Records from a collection
========================
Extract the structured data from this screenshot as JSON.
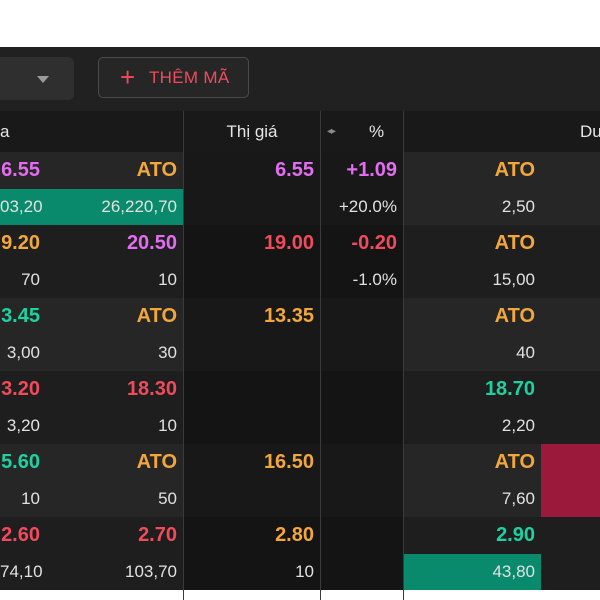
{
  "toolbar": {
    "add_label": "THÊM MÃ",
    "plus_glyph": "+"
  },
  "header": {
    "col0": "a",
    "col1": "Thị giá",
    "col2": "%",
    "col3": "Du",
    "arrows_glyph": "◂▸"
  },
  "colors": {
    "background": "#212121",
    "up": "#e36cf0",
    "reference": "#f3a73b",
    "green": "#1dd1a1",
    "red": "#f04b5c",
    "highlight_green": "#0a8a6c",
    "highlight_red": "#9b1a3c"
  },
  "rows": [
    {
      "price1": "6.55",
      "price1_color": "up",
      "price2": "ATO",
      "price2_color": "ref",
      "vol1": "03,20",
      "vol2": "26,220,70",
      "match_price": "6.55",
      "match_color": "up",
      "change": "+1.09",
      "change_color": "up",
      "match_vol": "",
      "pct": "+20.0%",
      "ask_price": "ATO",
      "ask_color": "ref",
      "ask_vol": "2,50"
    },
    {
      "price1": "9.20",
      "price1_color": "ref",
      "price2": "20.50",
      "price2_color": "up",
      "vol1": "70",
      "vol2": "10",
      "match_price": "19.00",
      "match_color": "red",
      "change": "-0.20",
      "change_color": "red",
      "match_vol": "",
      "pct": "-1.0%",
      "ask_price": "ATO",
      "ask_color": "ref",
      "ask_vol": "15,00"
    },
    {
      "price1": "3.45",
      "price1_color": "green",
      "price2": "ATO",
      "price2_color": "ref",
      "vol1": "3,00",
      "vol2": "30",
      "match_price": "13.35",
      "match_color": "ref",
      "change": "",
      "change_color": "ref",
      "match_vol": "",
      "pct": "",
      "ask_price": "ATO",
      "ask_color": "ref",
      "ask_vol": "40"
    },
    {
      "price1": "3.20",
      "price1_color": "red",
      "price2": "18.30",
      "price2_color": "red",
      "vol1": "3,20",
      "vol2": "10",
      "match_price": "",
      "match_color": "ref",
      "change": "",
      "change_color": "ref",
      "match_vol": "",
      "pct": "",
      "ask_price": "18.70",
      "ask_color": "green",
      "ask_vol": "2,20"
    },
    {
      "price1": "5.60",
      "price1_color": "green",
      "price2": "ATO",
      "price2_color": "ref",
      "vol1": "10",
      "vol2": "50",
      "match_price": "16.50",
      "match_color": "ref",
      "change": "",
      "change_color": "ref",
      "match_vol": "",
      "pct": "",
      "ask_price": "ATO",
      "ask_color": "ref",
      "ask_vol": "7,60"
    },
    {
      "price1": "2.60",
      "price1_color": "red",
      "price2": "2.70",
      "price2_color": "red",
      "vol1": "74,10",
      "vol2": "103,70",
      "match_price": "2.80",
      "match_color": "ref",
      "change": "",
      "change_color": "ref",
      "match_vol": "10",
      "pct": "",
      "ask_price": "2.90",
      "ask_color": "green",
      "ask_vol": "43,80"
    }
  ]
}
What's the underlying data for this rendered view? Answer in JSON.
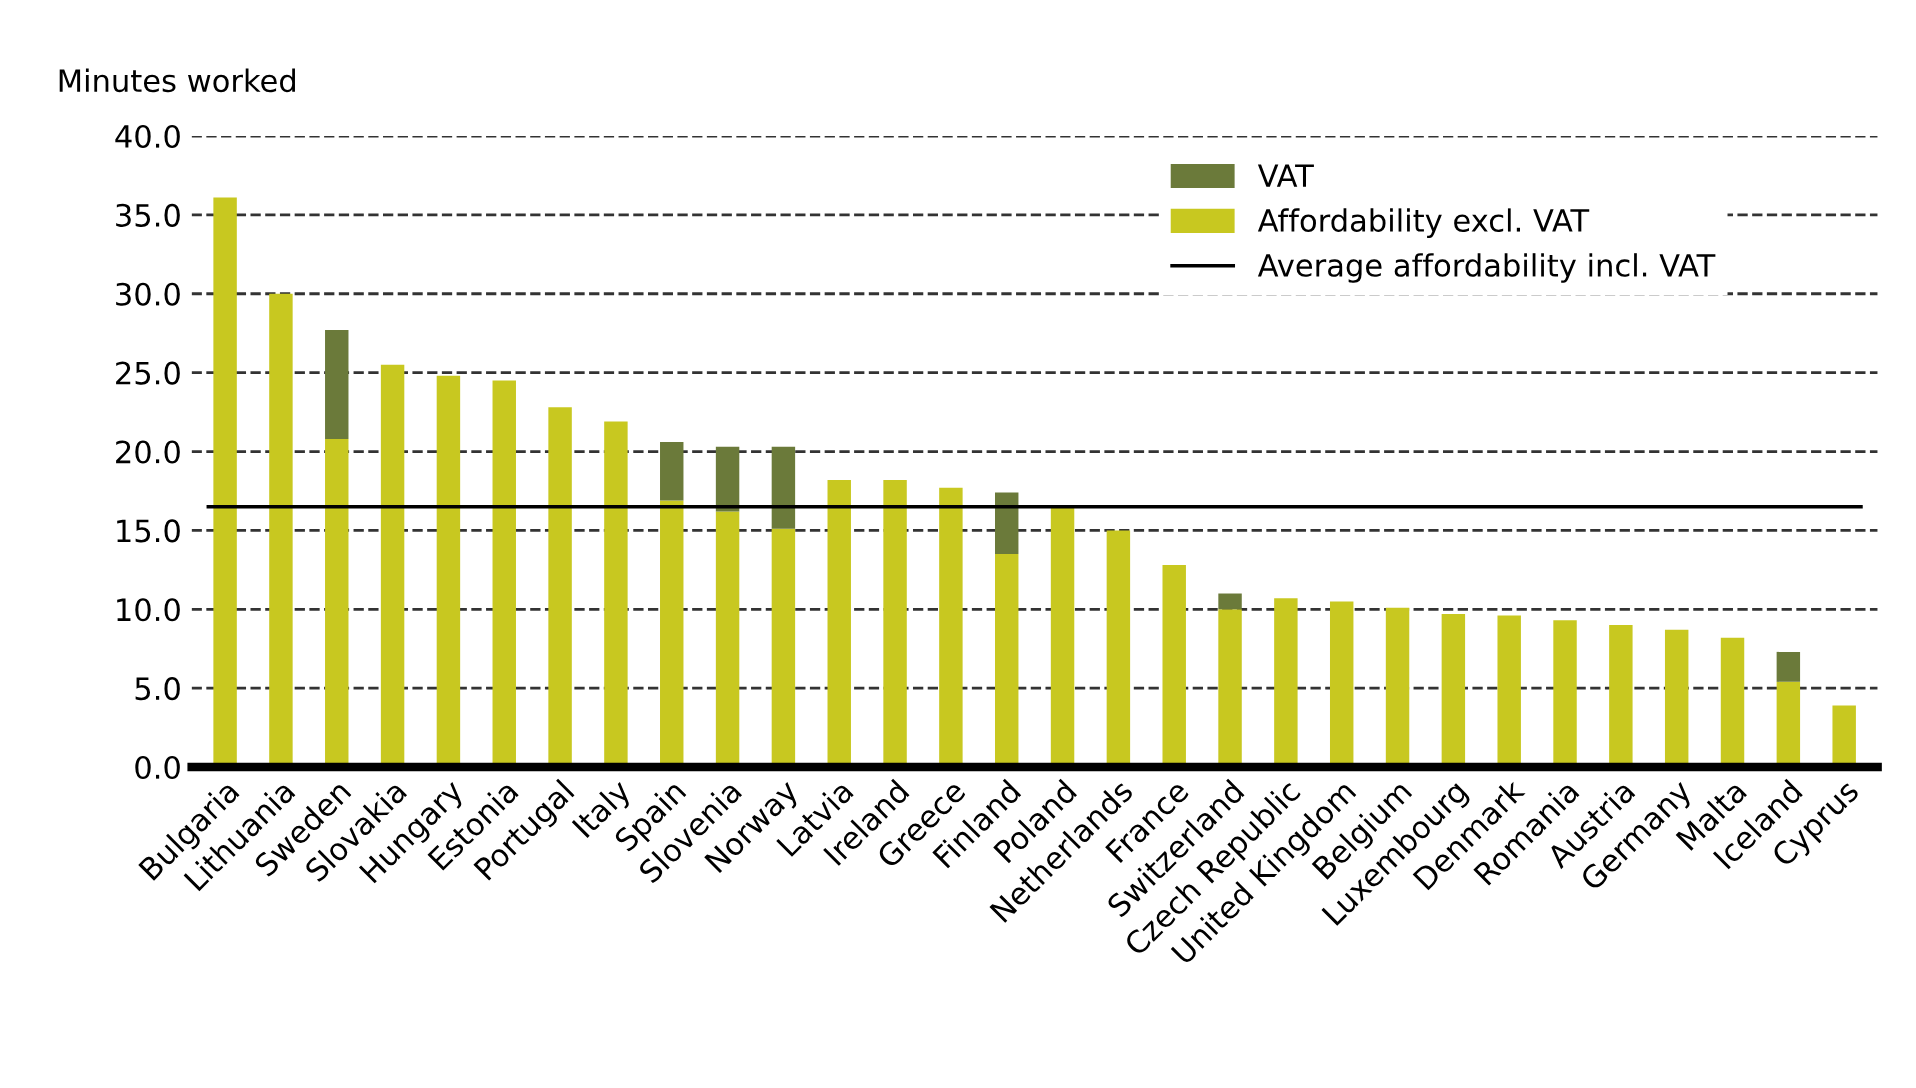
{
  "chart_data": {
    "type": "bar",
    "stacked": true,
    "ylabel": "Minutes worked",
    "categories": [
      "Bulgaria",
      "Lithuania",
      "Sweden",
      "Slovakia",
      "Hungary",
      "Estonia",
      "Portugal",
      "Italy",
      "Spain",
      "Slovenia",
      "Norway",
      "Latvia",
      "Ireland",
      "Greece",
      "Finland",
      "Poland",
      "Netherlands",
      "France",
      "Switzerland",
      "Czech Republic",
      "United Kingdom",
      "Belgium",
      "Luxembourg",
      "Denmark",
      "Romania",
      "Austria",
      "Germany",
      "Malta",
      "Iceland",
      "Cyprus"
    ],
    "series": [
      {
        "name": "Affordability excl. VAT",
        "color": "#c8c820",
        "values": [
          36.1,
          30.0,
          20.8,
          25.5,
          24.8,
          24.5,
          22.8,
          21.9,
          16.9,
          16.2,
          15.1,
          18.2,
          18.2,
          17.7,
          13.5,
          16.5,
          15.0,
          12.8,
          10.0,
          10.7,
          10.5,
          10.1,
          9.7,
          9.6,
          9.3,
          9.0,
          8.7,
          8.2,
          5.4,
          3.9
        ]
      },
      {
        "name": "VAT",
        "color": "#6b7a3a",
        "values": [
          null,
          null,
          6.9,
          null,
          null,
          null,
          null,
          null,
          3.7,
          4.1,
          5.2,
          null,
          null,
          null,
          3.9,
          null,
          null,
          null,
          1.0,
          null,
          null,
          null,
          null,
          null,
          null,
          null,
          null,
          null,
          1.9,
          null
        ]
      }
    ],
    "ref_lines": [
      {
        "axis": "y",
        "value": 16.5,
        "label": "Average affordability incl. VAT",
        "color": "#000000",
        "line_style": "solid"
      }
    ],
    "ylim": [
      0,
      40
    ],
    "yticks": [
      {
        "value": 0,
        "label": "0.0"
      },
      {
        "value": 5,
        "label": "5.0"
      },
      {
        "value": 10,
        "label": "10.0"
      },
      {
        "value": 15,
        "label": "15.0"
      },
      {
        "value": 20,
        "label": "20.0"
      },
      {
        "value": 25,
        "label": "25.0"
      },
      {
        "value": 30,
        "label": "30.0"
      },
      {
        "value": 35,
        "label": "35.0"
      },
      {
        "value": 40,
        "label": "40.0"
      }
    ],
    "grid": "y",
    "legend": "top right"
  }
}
========================
Check each line above for the word "name" and give the number of lines that have it, nothing else.

#### Solution to this problem:
2